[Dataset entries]
○ ○ ○ ○ ○ ○ ○

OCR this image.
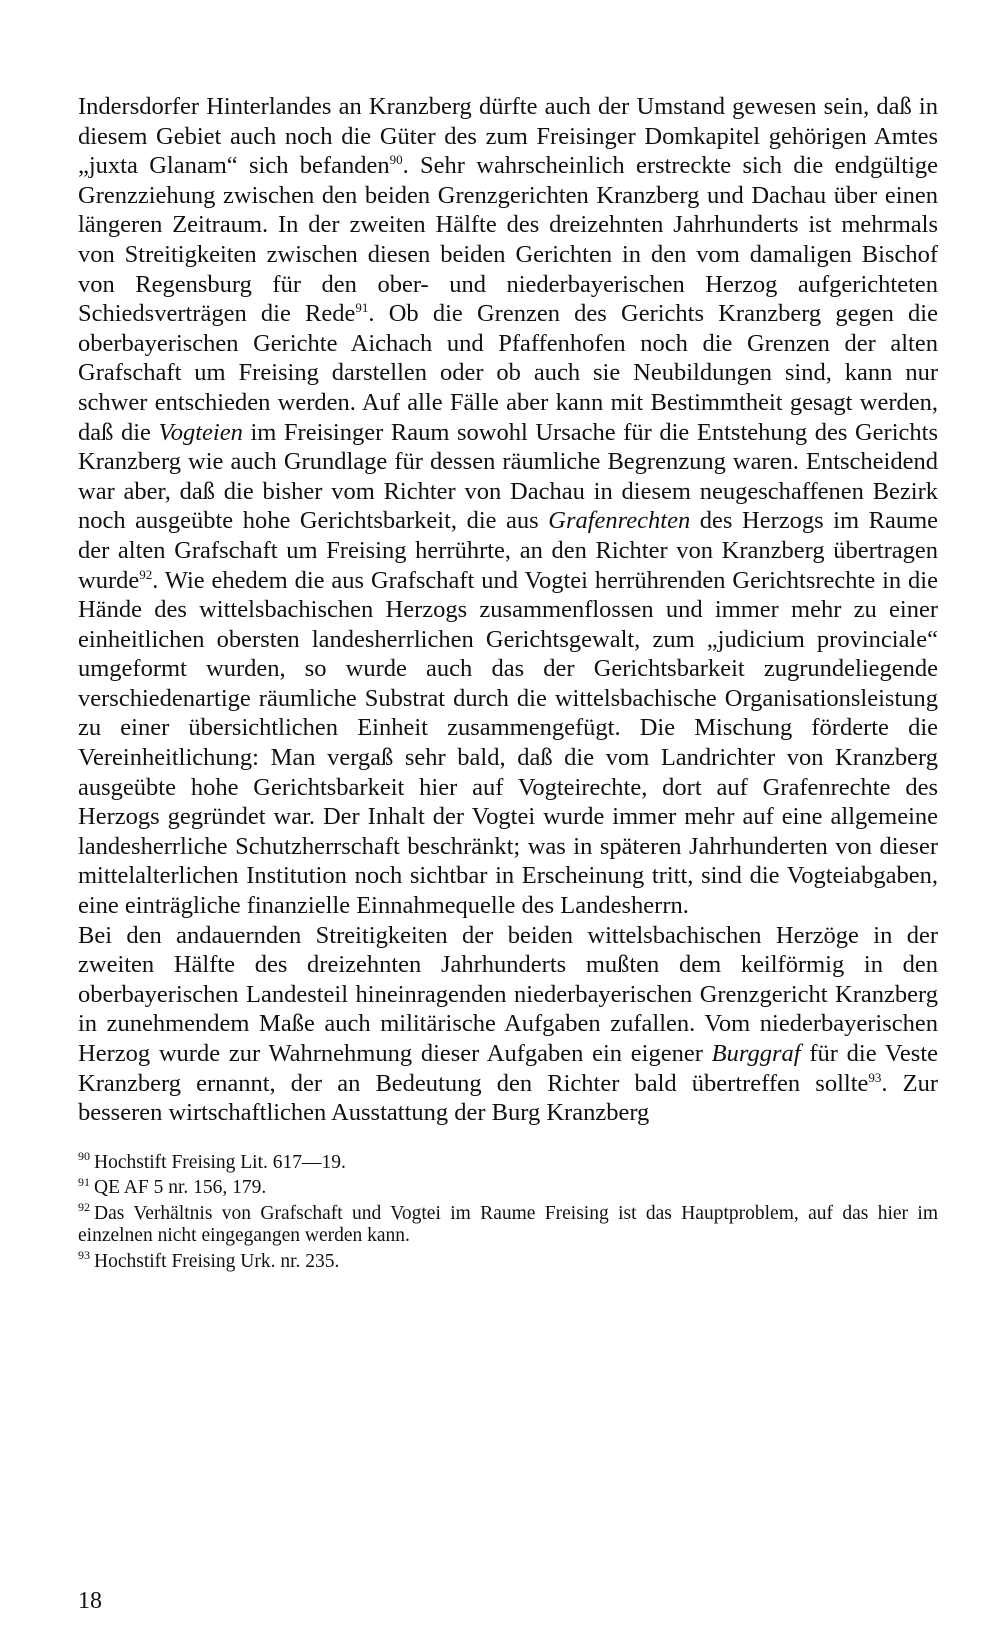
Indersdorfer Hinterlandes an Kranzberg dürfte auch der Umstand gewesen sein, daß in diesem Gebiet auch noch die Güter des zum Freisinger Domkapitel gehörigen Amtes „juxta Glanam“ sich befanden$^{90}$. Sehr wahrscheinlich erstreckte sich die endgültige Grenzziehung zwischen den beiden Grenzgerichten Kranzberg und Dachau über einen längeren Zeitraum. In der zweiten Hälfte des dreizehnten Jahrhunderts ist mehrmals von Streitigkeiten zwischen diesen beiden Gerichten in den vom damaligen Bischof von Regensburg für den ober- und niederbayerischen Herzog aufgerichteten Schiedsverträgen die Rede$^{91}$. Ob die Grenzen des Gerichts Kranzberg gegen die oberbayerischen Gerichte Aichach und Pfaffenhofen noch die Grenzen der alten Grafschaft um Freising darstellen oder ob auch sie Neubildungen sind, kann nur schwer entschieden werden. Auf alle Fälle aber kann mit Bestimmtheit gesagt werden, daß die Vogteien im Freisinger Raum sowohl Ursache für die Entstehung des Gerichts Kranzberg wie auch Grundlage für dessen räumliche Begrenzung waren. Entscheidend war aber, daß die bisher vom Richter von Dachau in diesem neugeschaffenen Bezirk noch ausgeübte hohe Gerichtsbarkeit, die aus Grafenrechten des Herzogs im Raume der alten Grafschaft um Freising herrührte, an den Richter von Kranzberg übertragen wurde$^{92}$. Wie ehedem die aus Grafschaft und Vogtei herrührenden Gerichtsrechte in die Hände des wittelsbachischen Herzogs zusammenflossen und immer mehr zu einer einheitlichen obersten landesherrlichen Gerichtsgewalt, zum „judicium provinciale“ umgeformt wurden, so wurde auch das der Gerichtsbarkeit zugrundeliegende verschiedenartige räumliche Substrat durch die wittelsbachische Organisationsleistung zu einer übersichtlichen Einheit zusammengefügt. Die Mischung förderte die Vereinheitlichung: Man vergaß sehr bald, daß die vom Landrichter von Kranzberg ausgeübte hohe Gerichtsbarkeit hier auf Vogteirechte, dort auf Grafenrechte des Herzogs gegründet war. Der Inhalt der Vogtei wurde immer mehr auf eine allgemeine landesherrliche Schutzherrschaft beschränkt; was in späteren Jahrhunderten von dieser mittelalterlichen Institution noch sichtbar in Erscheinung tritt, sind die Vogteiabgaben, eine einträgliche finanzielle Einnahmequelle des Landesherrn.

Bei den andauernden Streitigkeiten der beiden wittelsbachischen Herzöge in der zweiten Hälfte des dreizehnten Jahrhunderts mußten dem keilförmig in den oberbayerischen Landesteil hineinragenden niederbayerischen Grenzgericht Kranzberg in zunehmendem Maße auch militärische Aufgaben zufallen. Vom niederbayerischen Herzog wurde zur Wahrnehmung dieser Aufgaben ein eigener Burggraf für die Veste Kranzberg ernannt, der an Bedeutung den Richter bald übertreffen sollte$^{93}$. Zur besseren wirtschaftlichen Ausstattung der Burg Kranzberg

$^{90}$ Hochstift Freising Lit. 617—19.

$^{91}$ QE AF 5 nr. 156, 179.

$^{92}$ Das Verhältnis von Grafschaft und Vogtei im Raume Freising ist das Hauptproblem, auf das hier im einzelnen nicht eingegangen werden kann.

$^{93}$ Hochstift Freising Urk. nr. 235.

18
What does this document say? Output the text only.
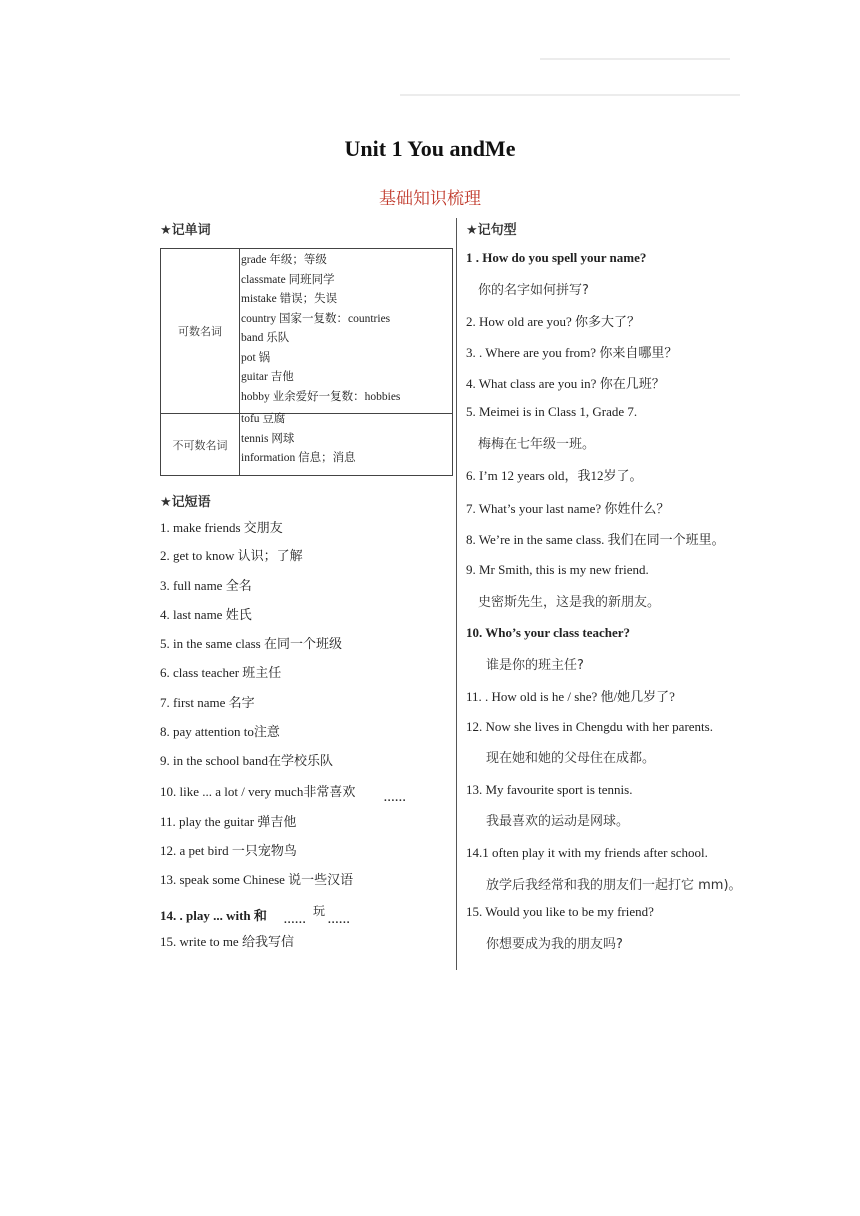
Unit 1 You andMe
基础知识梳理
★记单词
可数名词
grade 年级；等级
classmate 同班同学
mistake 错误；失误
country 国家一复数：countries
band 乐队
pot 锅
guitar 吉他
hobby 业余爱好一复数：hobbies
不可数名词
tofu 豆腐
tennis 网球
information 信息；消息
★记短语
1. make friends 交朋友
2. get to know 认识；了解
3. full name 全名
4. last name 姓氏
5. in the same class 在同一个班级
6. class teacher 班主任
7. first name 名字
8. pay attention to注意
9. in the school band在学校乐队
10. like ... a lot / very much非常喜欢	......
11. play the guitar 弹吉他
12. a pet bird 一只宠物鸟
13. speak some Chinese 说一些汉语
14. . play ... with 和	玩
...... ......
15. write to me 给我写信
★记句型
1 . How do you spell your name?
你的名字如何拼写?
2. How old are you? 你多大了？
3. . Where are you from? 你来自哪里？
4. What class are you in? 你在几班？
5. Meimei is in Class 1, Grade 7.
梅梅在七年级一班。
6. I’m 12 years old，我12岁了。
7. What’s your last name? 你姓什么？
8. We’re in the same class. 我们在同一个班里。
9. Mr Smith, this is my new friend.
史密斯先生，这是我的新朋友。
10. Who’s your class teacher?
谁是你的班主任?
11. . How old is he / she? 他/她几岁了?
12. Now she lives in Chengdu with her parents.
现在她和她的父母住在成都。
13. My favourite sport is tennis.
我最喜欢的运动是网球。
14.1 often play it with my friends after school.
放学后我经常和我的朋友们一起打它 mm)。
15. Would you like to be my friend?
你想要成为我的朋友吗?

○ ○ ○ ○ ○ ○ ○

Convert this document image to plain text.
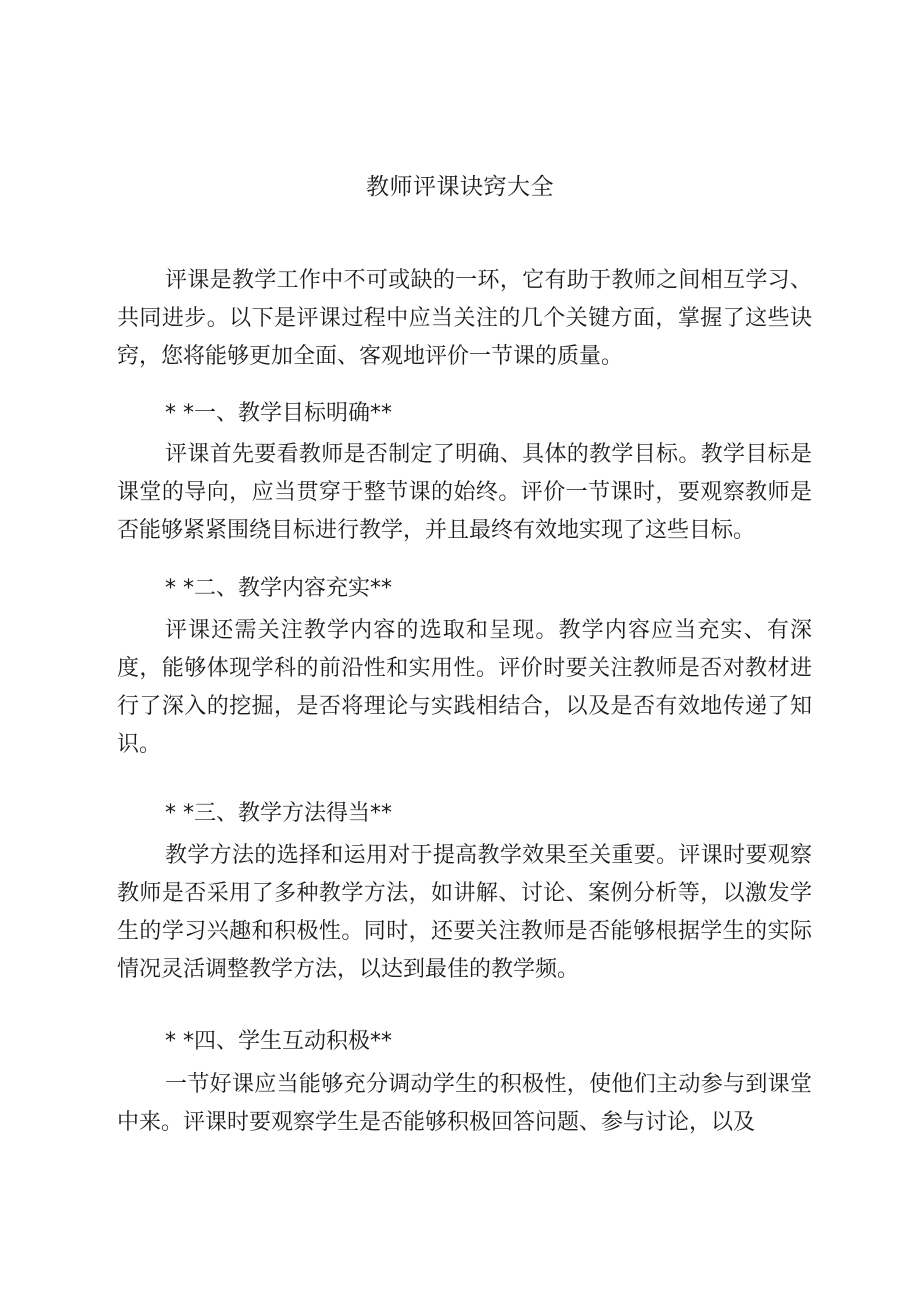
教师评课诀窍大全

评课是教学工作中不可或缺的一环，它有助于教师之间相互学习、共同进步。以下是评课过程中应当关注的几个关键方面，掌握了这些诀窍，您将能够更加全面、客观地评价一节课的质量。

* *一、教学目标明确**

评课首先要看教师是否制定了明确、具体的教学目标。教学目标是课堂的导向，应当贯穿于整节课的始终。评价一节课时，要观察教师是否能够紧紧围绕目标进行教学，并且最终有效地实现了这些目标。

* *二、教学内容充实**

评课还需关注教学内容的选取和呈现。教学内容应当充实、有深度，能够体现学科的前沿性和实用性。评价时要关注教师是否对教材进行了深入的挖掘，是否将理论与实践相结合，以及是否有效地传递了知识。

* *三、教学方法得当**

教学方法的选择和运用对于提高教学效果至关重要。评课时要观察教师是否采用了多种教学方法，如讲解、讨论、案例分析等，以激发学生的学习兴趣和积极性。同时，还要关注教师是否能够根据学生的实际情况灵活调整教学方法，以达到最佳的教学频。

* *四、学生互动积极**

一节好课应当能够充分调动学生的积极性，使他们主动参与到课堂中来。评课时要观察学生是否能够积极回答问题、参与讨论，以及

○ ○ ○ ○ ○ ○ ○

» **STATED PROBLEM**:
Examine the records and pull out every line where the string "teacher" occurs.

» **WRITTEN SOLUTION**:
6. class teacher 班主任
10. Who’s your class teacher?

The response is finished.